| Exercise brief |
Collect all lines from the records below that include the word "happy".
========================================================================
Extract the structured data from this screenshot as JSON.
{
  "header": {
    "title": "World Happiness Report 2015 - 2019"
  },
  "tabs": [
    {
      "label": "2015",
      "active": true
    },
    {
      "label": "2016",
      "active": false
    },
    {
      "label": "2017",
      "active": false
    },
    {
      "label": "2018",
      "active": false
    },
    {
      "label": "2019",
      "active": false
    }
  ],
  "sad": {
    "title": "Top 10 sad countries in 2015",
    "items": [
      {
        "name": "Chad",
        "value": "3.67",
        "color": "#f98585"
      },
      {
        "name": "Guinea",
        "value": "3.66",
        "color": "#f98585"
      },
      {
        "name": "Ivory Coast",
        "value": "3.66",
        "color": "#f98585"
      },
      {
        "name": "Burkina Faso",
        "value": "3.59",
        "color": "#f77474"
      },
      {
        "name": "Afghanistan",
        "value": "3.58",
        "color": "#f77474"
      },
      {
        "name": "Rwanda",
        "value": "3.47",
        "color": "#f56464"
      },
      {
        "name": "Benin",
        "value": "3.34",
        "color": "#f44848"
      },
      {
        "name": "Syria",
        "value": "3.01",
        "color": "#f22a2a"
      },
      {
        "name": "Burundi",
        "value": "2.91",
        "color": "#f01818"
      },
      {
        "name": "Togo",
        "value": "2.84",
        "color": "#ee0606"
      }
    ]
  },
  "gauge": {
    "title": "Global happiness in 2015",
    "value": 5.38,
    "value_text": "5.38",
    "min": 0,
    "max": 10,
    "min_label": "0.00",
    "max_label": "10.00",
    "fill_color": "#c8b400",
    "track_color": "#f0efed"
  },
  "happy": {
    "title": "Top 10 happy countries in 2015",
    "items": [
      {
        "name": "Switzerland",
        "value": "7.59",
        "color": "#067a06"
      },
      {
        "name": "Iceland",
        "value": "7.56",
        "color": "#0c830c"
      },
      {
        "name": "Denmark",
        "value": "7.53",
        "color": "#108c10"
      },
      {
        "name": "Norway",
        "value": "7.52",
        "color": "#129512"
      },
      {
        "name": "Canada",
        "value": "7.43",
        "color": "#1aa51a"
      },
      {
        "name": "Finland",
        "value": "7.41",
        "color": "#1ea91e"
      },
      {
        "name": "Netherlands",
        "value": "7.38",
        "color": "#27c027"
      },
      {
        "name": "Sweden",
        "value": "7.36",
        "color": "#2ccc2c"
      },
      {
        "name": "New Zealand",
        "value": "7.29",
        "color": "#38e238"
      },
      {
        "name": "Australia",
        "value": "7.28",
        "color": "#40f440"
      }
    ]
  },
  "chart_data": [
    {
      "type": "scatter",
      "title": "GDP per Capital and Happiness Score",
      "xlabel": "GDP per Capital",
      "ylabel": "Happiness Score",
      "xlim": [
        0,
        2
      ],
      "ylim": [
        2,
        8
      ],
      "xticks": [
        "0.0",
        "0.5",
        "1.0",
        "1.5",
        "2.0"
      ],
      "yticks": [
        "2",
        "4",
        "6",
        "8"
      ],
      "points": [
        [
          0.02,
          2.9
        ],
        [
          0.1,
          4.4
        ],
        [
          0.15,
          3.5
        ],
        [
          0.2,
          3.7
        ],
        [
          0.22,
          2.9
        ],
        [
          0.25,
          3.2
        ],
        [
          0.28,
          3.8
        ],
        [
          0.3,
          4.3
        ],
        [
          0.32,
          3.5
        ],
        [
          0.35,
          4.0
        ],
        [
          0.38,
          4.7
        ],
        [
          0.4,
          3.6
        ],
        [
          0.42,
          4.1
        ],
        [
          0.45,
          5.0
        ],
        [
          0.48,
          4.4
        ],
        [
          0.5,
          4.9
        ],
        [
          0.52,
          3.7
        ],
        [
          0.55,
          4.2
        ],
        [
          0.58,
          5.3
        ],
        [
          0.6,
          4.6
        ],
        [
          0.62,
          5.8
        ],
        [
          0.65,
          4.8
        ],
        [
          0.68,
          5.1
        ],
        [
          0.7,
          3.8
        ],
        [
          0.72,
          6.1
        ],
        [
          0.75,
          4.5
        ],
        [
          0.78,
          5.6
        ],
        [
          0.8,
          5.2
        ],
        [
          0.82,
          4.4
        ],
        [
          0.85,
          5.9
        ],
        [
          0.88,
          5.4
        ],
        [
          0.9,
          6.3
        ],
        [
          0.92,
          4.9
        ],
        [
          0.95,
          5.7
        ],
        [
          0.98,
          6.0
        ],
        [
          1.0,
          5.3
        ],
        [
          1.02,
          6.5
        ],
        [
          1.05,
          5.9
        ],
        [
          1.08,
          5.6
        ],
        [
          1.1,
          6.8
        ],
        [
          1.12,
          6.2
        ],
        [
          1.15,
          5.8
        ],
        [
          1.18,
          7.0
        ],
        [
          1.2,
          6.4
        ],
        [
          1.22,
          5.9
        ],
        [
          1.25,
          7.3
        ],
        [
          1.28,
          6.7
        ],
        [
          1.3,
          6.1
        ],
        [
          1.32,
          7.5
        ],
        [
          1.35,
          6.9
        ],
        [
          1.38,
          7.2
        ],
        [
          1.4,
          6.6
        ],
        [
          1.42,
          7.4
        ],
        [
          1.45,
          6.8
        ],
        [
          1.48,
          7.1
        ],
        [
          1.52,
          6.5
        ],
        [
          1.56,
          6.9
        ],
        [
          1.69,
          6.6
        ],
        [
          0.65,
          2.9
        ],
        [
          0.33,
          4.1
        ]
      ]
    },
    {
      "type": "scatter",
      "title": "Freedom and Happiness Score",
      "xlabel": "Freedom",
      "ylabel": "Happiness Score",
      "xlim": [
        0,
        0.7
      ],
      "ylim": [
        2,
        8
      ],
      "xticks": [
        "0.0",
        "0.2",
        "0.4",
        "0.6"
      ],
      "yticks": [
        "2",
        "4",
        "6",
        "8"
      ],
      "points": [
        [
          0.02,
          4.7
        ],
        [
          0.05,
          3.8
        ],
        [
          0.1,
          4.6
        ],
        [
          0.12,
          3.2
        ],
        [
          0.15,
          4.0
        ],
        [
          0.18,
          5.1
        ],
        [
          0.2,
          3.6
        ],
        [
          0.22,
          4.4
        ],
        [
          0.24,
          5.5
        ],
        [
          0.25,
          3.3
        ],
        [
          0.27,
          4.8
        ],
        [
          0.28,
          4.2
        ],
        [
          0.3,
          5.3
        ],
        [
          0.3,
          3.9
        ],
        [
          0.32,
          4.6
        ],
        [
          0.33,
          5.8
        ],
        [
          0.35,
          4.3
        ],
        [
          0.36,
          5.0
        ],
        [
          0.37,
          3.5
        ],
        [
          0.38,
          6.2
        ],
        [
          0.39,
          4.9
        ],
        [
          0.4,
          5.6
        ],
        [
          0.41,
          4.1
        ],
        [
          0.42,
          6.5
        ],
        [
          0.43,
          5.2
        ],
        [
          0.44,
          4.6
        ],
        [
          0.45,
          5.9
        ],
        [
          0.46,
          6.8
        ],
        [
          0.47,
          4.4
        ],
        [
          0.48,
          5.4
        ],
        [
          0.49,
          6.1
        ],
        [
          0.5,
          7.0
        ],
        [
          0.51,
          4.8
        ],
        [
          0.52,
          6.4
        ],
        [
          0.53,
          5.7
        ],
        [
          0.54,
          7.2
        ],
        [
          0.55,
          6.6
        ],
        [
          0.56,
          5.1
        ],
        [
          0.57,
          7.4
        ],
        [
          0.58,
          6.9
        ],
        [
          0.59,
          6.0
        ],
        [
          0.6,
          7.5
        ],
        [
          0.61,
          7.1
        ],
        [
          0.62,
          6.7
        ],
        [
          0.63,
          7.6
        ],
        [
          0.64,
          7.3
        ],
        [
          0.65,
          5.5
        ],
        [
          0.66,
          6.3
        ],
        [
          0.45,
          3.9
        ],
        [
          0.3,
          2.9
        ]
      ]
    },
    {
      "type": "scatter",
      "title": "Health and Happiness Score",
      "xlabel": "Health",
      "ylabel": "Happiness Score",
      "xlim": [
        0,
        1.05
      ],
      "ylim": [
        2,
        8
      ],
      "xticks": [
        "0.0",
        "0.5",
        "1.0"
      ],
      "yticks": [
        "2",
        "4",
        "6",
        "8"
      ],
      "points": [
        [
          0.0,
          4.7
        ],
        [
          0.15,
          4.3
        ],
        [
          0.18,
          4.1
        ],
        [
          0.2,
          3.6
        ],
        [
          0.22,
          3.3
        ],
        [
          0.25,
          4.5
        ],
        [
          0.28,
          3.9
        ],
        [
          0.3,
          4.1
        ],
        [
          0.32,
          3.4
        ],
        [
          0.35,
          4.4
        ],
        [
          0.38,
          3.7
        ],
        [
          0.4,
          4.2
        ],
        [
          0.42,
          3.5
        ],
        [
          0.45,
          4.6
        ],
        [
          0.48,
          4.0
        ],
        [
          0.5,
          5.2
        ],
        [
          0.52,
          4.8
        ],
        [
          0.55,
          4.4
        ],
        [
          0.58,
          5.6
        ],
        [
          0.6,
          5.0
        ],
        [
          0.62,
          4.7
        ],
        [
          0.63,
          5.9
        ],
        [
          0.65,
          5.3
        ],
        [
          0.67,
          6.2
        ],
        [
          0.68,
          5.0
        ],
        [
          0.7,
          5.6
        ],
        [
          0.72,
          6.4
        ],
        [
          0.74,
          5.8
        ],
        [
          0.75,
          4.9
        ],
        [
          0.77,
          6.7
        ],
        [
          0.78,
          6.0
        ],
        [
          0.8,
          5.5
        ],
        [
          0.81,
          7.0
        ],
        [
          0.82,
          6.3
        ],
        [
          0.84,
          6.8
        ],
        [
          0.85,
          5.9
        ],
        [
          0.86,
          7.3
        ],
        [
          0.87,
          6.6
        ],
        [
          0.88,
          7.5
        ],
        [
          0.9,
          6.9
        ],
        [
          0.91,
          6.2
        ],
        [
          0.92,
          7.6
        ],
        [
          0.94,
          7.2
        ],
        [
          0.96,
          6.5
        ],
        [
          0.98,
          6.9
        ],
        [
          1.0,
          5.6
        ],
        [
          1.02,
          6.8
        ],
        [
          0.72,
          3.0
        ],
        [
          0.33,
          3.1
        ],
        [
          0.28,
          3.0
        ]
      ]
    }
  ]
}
========================================================================
| Result for this exercise |
  "happy": {
    "title": "Top 10 happy countries in 2015",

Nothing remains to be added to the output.